SHORT EXERCISE: Leave out the pictures; transcribe all else exactly.

MATERIAL FOR THIS TASK:

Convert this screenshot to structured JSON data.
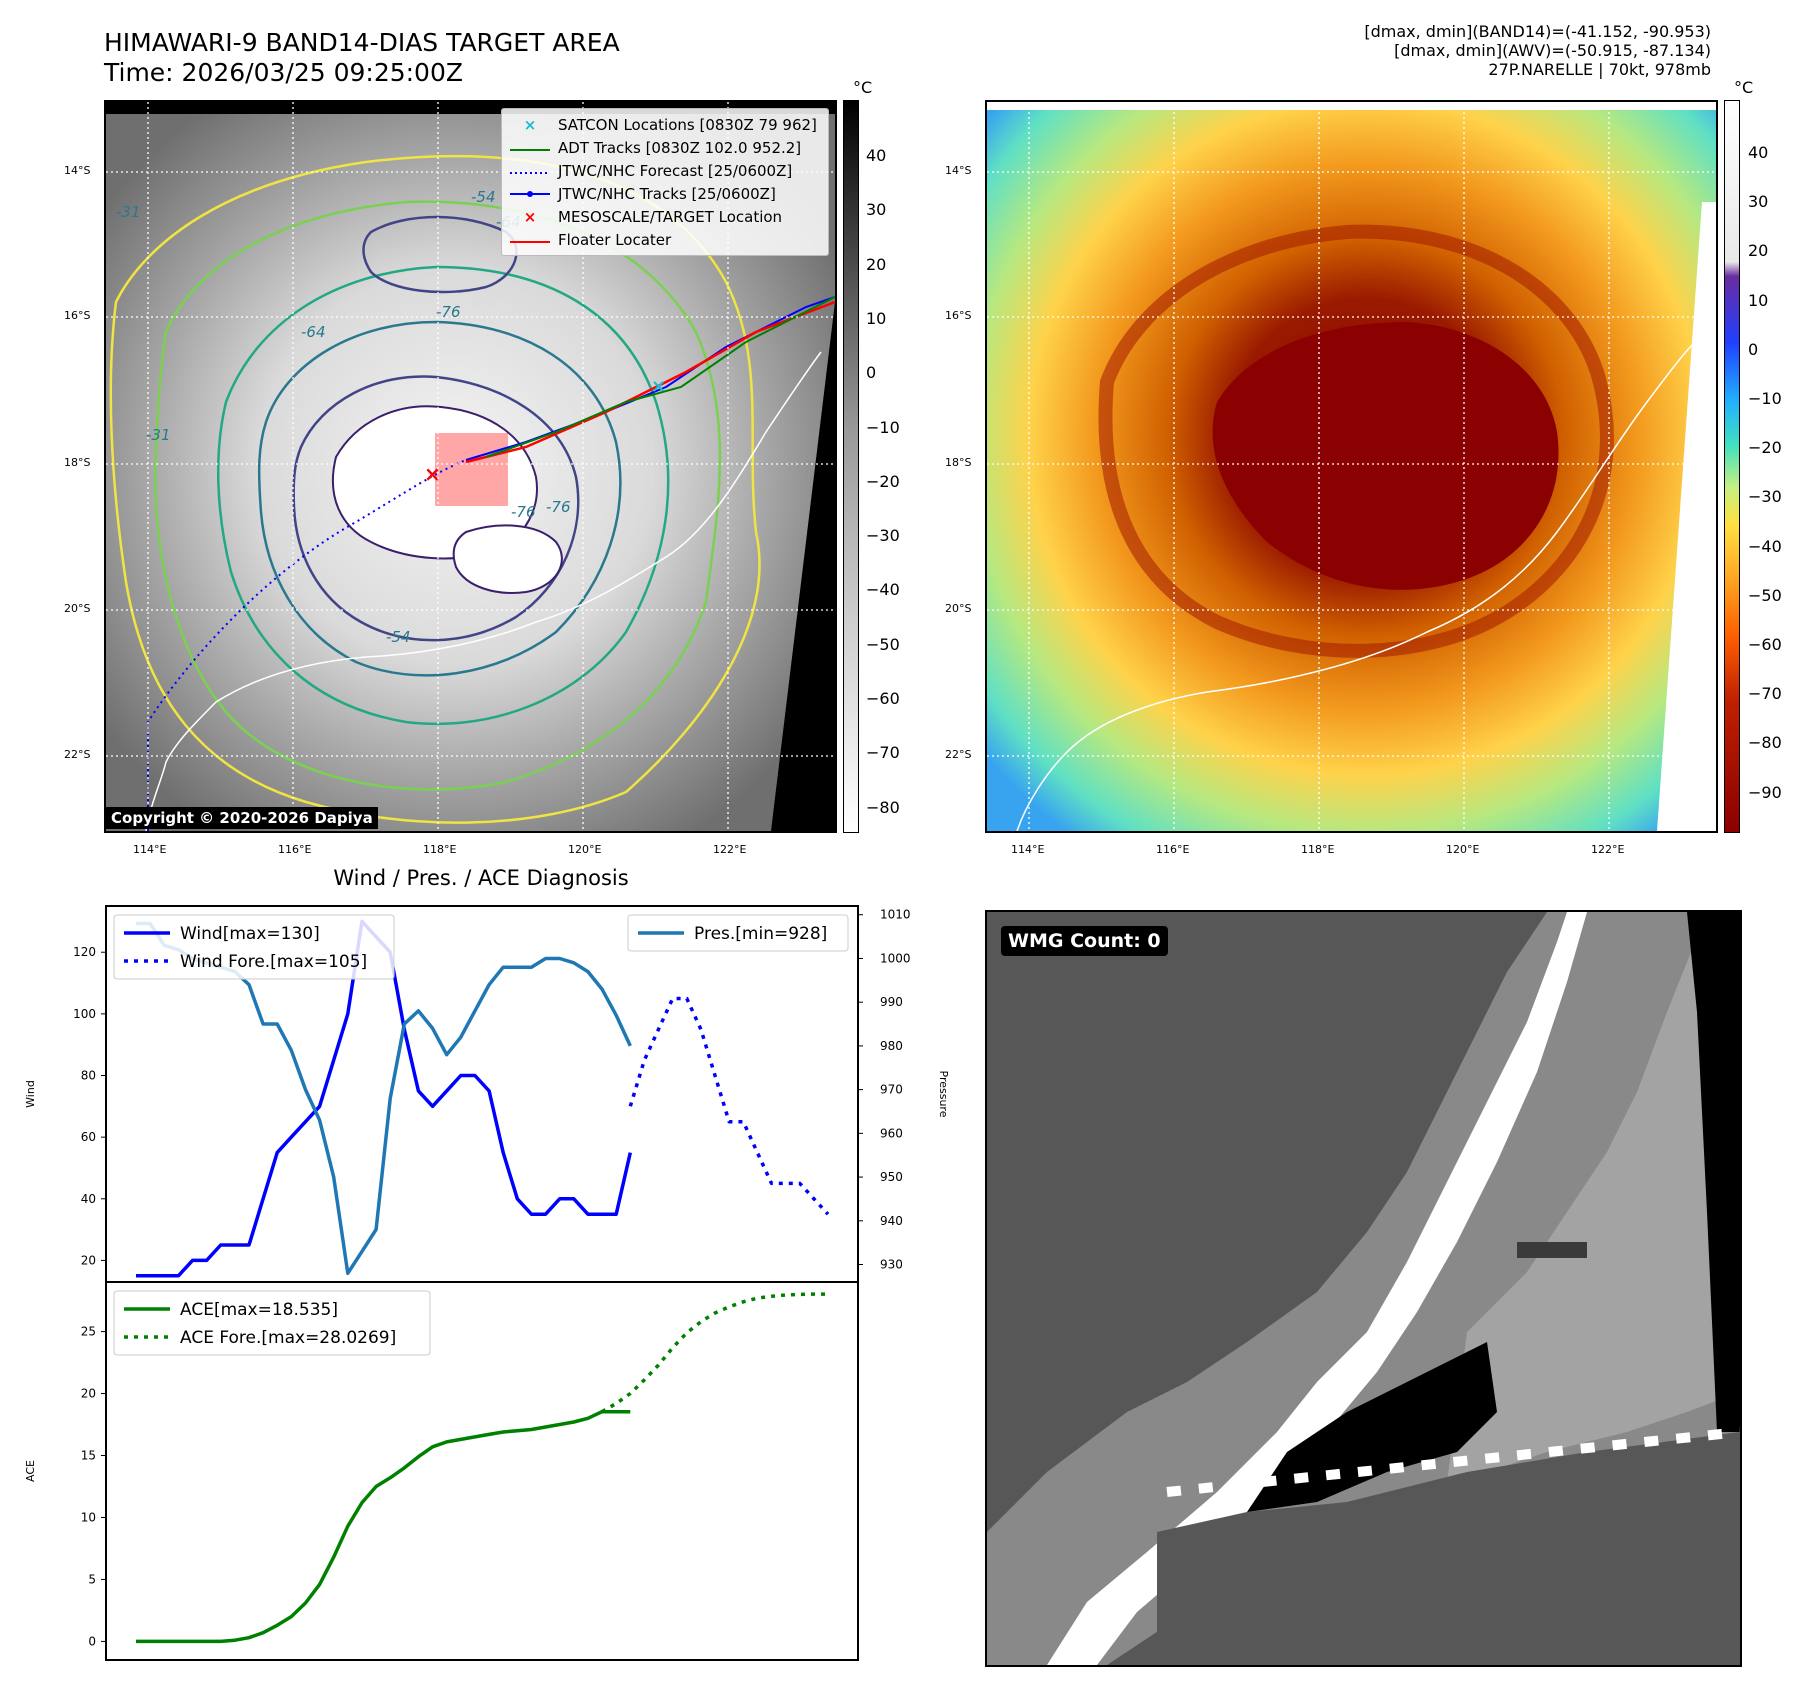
{
  "header": {
    "title_line1": "HIMAWARI-9 BAND14-DIAS TARGET AREA",
    "title_line2": "Time: 2026/03/25 09:25:00Z",
    "info_line1": "[dmax, dmin](BAND14)=(-41.152, -90.953)",
    "info_line2": "[dmax, dmin](AWV)=(-50.915, -87.134)",
    "info_line3": "27P.NARELLE | 70kt, 978mb"
  },
  "map_axes": {
    "lat_labels": [
      "14°S",
      "16°S",
      "18°S",
      "20°S",
      "22°S"
    ],
    "lon_labels": [
      "114°E",
      "116°E",
      "118°E",
      "120°E",
      "122°E"
    ]
  },
  "ir_panel": {
    "colorbar_unit": "°C",
    "colorbar_ticks": [
      "40",
      "30",
      "20",
      "10",
      "0",
      "−10",
      "−20",
      "−30",
      "−40",
      "−50",
      "−60",
      "−70",
      "−80"
    ],
    "contour_labels": [
      "-54",
      "-64",
      "-76",
      "-31",
      "-64",
      "-76",
      "-31",
      "-54",
      "-76"
    ],
    "copyright": "Copyright © 2020-2026 Dapiya",
    "legend": [
      {
        "marker": "×",
        "color": "#17becf",
        "label": "SATCON Locations [0830Z 79 962]"
      },
      {
        "marker": "line",
        "color": "#008000",
        "label": "ADT Tracks [0830Z 102.0 952.2]"
      },
      {
        "marker": "dotted",
        "color": "#0000ff",
        "label": "JTWC/NHC Forecast [25/0600Z]"
      },
      {
        "marker": "line-dot",
        "color": "#0000ff",
        "label": "JTWC/NHC Tracks [25/0600Z]"
      },
      {
        "marker": "×",
        "color": "#ff0000",
        "label": "MESOSCALE/TARGET Location"
      },
      {
        "marker": "line",
        "color": "#ff0000",
        "label": "Floater Locater"
      }
    ]
  },
  "wv_panel": {
    "colorbar_unit": "°C",
    "colorbar_ticks": [
      "40",
      "30",
      "20",
      "10",
      "0",
      "−10",
      "−20",
      "−30",
      "−40",
      "−50",
      "−60",
      "−70",
      "−80",
      "−90"
    ]
  },
  "wmg_panel": {
    "label": "WMG Count: 0"
  },
  "chart_data": [
    {
      "type": "line",
      "title": "Wind / Pres. / ACE Diagnosis",
      "ylabel": "Wind",
      "y2label": "Pressure",
      "ylim": [
        13,
        135
      ],
      "y2lim": [
        926,
        1012
      ],
      "yticks": [
        20,
        40,
        60,
        80,
        100,
        120
      ],
      "y2ticks": [
        930,
        940,
        950,
        960,
        970,
        980,
        990,
        1000,
        1010
      ],
      "x_count": 50,
      "series": [
        {
          "name": "Wind[max=130]",
          "color": "#0000ff",
          "style": "solid",
          "x": [
            0,
            1,
            2,
            3,
            4,
            5,
            6,
            7,
            8,
            9,
            10,
            11,
            12,
            13,
            14,
            15,
            16,
            17,
            18,
            19,
            20,
            21,
            22,
            23,
            24,
            25,
            26,
            27,
            28,
            29,
            30,
            31,
            32,
            33,
            34,
            35
          ],
          "values": [
            15,
            15,
            15,
            15,
            20,
            20,
            25,
            25,
            25,
            40,
            55,
            60,
            65,
            70,
            85,
            100,
            130,
            125,
            120,
            95,
            75,
            70,
            75,
            80,
            80,
            75,
            55,
            40,
            35,
            35,
            40,
            40,
            35,
            35,
            35,
            55
          ]
        },
        {
          "name": "Wind Fore.[max=105]",
          "color": "#0000ff",
          "style": "dotted",
          "x": [
            35,
            36,
            37,
            38,
            39,
            40,
            41,
            42,
            43,
            44,
            45,
            46,
            47,
            48,
            49
          ],
          "values": [
            70,
            85,
            95,
            105,
            105,
            95,
            80,
            65,
            65,
            55,
            45,
            45,
            45,
            40,
            35
          ]
        },
        {
          "name": "Pres.[min=928]",
          "color": "#1f77b4",
          "style": "solid",
          "axis": "right",
          "x": [
            0,
            1,
            2,
            3,
            4,
            5,
            6,
            7,
            8,
            9,
            10,
            11,
            12,
            13,
            14,
            15,
            16,
            17,
            18,
            19,
            20,
            21,
            22,
            23,
            24,
            25,
            26,
            27,
            28,
            29,
            30,
            31,
            32,
            33,
            34,
            35
          ],
          "values": [
            1008,
            1008,
            1003,
            1002,
            1000,
            999,
            998,
            997,
            994,
            985,
            985,
            979,
            970,
            963,
            950,
            928,
            933,
            938,
            968,
            985,
            988,
            984,
            978,
            982,
            988,
            994,
            998,
            998,
            998,
            1000,
            1000,
            999,
            997,
            993,
            987,
            980
          ]
        }
      ]
    },
    {
      "type": "line",
      "ylabel": "ACE",
      "ylim": [
        -1.5,
        29
      ],
      "yticks": [
        0,
        5,
        10,
        15,
        20,
        25
      ],
      "x_count": 50,
      "series": [
        {
          "name": "ACE[max=18.535]",
          "color": "#008000",
          "style": "solid",
          "x": [
            0,
            1,
            2,
            3,
            4,
            5,
            6,
            7,
            8,
            9,
            10,
            11,
            12,
            13,
            14,
            15,
            16,
            17,
            18,
            19,
            20,
            21,
            22,
            23,
            24,
            25,
            26,
            27,
            28,
            29,
            30,
            31,
            32,
            33,
            34,
            35
          ],
          "values": [
            0,
            0,
            0,
            0,
            0,
            0,
            0,
            0.1,
            0.3,
            0.7,
            1.3,
            2.0,
            3.1,
            4.6,
            6.8,
            9.3,
            11.2,
            12.5,
            13.2,
            14.0,
            14.9,
            15.7,
            16.1,
            16.3,
            16.5,
            16.7,
            16.9,
            17.0,
            17.1,
            17.3,
            17.5,
            17.7,
            18.0,
            18.535,
            18.535,
            18.535
          ]
        },
        {
          "name": "ACE Fore.[max=28.0269]",
          "color": "#008000",
          "style": "dotted",
          "x": [
            33,
            34,
            35,
            36,
            37,
            38,
            39,
            40,
            41,
            42,
            43,
            44,
            45,
            46,
            47,
            48,
            49
          ],
          "values": [
            18.535,
            19.2,
            20.0,
            21.1,
            22.3,
            23.7,
            24.9,
            25.8,
            26.5,
            27.0,
            27.4,
            27.7,
            27.85,
            27.95,
            28.0,
            28.02,
            28.0269
          ]
        }
      ]
    }
  ]
}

RESULT FOR THIS EXERCISE:
Convert this screenshot to structured JSON data.
{
  "header": {
    "title_line1": "HIMAWARI-9 BAND14-DIAS TARGET AREA",
    "title_line2": "Time: 2026/03/25 09:25:00Z",
    "info_line1": "[dmax, dmin](BAND14)=(-41.152, -90.953)",
    "info_line2": "[dmax, dmin](AWV)=(-50.915, -87.134)",
    "info_line3": "27P.NARELLE | 70kt, 978mb"
  },
  "map_axes": {
    "lat_labels": [
      "14°S",
      "16°S",
      "18°S",
      "20°S",
      "22°S"
    ],
    "lon_labels": [
      "114°E",
      "116°E",
      "118°E",
      "120°E",
      "122°E"
    ]
  },
  "ir_panel": {
    "colorbar_unit": "°C",
    "colorbar_ticks": [
      "40",
      "30",
      "20",
      "10",
      "0",
      "−10",
      "−20",
      "−30",
      "−40",
      "−50",
      "−60",
      "−70",
      "−80"
    ],
    "contour_labels": [
      "-54",
      "-64",
      "-76",
      "-31",
      "-64",
      "-76",
      "-31",
      "-54",
      "-76"
    ],
    "copyright": "Copyright © 2020-2026 Dapiya",
    "legend": [
      {
        "marker": "×",
        "color": "#17becf",
        "label": "SATCON Locations [0830Z 79 962]"
      },
      {
        "marker": "line",
        "color": "#008000",
        "label": "ADT Tracks [0830Z 102.0 952.2]"
      },
      {
        "marker": "dotted",
        "color": "#0000ff",
        "label": "JTWC/NHC Forecast [25/0600Z]"
      },
      {
        "marker": "line-dot",
        "color": "#0000ff",
        "label": "JTWC/NHC Tracks [25/0600Z]"
      },
      {
        "marker": "×",
        "color": "#ff0000",
        "label": "MESOSCALE/TARGET Location"
      },
      {
        "marker": "line",
        "color": "#ff0000",
        "label": "Floater Locater"
      }
    ]
  },
  "wv_panel": {
    "colorbar_unit": "°C",
    "colorbar_ticks": [
      "40",
      "30",
      "20",
      "10",
      "0",
      "−10",
      "−20",
      "−30",
      "−40",
      "−50",
      "−60",
      "−70",
      "−80",
      "−90"
    ]
  },
  "wmg_panel": {
    "label": "WMG Count: 0"
  },
  "chart_data": [
    {
      "type": "line",
      "title": "Wind / Pres. / ACE Diagnosis",
      "ylabel": "Wind",
      "y2label": "Pressure",
      "ylim": [
        13,
        135
      ],
      "y2lim": [
        926,
        1012
      ],
      "yticks": [
        20,
        40,
        60,
        80,
        100,
        120
      ],
      "y2ticks": [
        930,
        940,
        950,
        960,
        970,
        980,
        990,
        1000,
        1010
      ],
      "x_count": 50,
      "series": [
        {
          "name": "Wind[max=130]",
          "color": "#0000ff",
          "style": "solid",
          "x": [
            0,
            1,
            2,
            3,
            4,
            5,
            6,
            7,
            8,
            9,
            10,
            11,
            12,
            13,
            14,
            15,
            16,
            17,
            18,
            19,
            20,
            21,
            22,
            23,
            24,
            25,
            26,
            27,
            28,
            29,
            30,
            31,
            32,
            33,
            34,
            35
          ],
          "values": [
            15,
            15,
            15,
            15,
            20,
            20,
            25,
            25,
            25,
            40,
            55,
            60,
            65,
            70,
            85,
            100,
            130,
            125,
            120,
            95,
            75,
            70,
            75,
            80,
            80,
            75,
            55,
            40,
            35,
            35,
            40,
            40,
            35,
            35,
            35,
            55
          ]
        },
        {
          "name": "Wind Fore.[max=105]",
          "color": "#0000ff",
          "style": "dotted",
          "x": [
            35,
            36,
            37,
            38,
            39,
            40,
            41,
            42,
            43,
            44,
            45,
            46,
            47,
            48,
            49
          ],
          "values": [
            70,
            85,
            95,
            105,
            105,
            95,
            80,
            65,
            65,
            55,
            45,
            45,
            45,
            40,
            35
          ]
        },
        {
          "name": "Pres.[min=928]",
          "color": "#1f77b4",
          "style": "solid",
          "axis": "right",
          "x": [
            0,
            1,
            2,
            3,
            4,
            5,
            6,
            7,
            8,
            9,
            10,
            11,
            12,
            13,
            14,
            15,
            16,
            17,
            18,
            19,
            20,
            21,
            22,
            23,
            24,
            25,
            26,
            27,
            28,
            29,
            30,
            31,
            32,
            33,
            34,
            35
          ],
          "values": [
            1008,
            1008,
            1003,
            1002,
            1000,
            999,
            998,
            997,
            994,
            985,
            985,
            979,
            970,
            963,
            950,
            928,
            933,
            938,
            968,
            985,
            988,
            984,
            978,
            982,
            988,
            994,
            998,
            998,
            998,
            1000,
            1000,
            999,
            997,
            993,
            987,
            980
          ]
        }
      ]
    },
    {
      "type": "line",
      "ylabel": "ACE",
      "ylim": [
        -1.5,
        29
      ],
      "yticks": [
        0,
        5,
        10,
        15,
        20,
        25
      ],
      "x_count": 50,
      "series": [
        {
          "name": "ACE[max=18.535]",
          "color": "#008000",
          "style": "solid",
          "x": [
            0,
            1,
            2,
            3,
            4,
            5,
            6,
            7,
            8,
            9,
            10,
            11,
            12,
            13,
            14,
            15,
            16,
            17,
            18,
            19,
            20,
            21,
            22,
            23,
            24,
            25,
            26,
            27,
            28,
            29,
            30,
            31,
            32,
            33,
            34,
            35
          ],
          "values": [
            0,
            0,
            0,
            0,
            0,
            0,
            0,
            0.1,
            0.3,
            0.7,
            1.3,
            2.0,
            3.1,
            4.6,
            6.8,
            9.3,
            11.2,
            12.5,
            13.2,
            14.0,
            14.9,
            15.7,
            16.1,
            16.3,
            16.5,
            16.7,
            16.9,
            17.0,
            17.1,
            17.3,
            17.5,
            17.7,
            18.0,
            18.535,
            18.535,
            18.535
          ]
        },
        {
          "name": "ACE Fore.[max=28.0269]",
          "color": "#008000",
          "style": "dotted",
          "x": [
            33,
            34,
            35,
            36,
            37,
            38,
            39,
            40,
            41,
            42,
            43,
            44,
            45,
            46,
            47,
            48,
            49
          ],
          "values": [
            18.535,
            19.2,
            20.0,
            21.1,
            22.3,
            23.7,
            24.9,
            25.8,
            26.5,
            27.0,
            27.4,
            27.7,
            27.85,
            27.95,
            28.0,
            28.02,
            28.0269
          ]
        }
      ]
    }
  ]
}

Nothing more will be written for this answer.